Figure content listings

========

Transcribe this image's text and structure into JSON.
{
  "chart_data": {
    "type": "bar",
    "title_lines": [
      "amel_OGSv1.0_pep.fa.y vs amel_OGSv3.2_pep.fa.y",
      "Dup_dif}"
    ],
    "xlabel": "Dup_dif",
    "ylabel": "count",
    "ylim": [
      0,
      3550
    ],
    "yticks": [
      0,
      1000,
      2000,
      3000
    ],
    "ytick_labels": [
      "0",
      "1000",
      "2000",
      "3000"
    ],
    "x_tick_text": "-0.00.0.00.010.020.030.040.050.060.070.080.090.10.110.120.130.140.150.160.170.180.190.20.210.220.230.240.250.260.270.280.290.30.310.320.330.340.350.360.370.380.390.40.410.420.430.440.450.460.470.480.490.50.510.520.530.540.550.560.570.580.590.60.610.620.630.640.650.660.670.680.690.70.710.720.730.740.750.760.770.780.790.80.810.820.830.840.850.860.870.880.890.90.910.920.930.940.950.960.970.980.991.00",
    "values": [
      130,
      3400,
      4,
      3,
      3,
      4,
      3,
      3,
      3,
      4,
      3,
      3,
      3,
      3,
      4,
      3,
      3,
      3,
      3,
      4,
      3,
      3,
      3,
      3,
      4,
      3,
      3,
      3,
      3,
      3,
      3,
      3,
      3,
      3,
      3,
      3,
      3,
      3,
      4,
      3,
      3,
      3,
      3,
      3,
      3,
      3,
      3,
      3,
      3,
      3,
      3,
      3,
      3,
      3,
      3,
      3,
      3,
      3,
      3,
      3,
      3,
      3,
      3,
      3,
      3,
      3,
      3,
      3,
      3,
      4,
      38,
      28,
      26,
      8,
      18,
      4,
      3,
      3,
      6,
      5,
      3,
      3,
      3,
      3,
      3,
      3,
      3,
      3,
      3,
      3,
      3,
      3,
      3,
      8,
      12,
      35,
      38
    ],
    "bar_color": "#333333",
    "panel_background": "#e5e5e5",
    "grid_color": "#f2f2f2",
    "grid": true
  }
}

========

◆ **WHAT YOU NEED TO DO**: Give back each line above precisely as it stands.

◆ **SOLUTION TO THE EXERCISE**:
Transcribe this image's text and structure into JSON.
{
  "chart_data": {
    "type": "bar",
    "title_lines": [
      "amel_OGSv1.0_pep.fa.y vs amel_OGSv3.2_pep.fa.y",
      "Dup_dif}"
    ],
    "xlabel": "Dup_dif",
    "ylabel": "count",
    "ylim": [
      0,
      3550
    ],
    "yticks": [
      0,
      1000,
      2000,
      3000
    ],
    "ytick_labels": [
      "0",
      "1000",
      "2000",
      "3000"
    ],
    "x_tick_text": "-0.00.0.00.010.020.030.040.050.060.070.080.090.10.110.120.130.140.150.160.170.180.190.20.210.220.230.240.250.260.270.280.290.30.310.320.330.340.350.360.370.380.390.40.410.420.430.440.450.460.470.480.490.50.510.520.530.540.550.560.570.580.590.60.610.620.630.640.650.660.670.680.690.70.710.720.730.740.750.760.770.780.790.80.810.820.830.840.850.860.870.880.890.90.910.920.930.940.950.960.970.980.991.00",
    "values": [
      130,
      3400,
      4,
      3,
      3,
      4,
      3,
      3,
      3,
      4,
      3,
      3,
      3,
      3,
      4,
      3,
      3,
      3,
      3,
      4,
      3,
      3,
      3,
      3,
      4,
      3,
      3,
      3,
      3,
      3,
      3,
      3,
      3,
      3,
      3,
      3,
      3,
      3,
      4,
      3,
      3,
      3,
      3,
      3,
      3,
      3,
      3,
      3,
      3,
      3,
      3,
      3,
      3,
      3,
      3,
      3,
      3,
      3,
      3,
      3,
      3,
      3,
      3,
      3,
      3,
      3,
      3,
      3,
      3,
      4,
      38,
      28,
      26,
      8,
      18,
      4,
      3,
      3,
      6,
      5,
      3,
      3,
      3,
      3,
      3,
      3,
      3,
      3,
      3,
      3,
      3,
      3,
      3,
      8,
      12,
      35,
      38
    ],
    "bar_color": "#333333",
    "panel_background": "#e5e5e5",
    "grid_color": "#f2f2f2",
    "grid": true
  }
}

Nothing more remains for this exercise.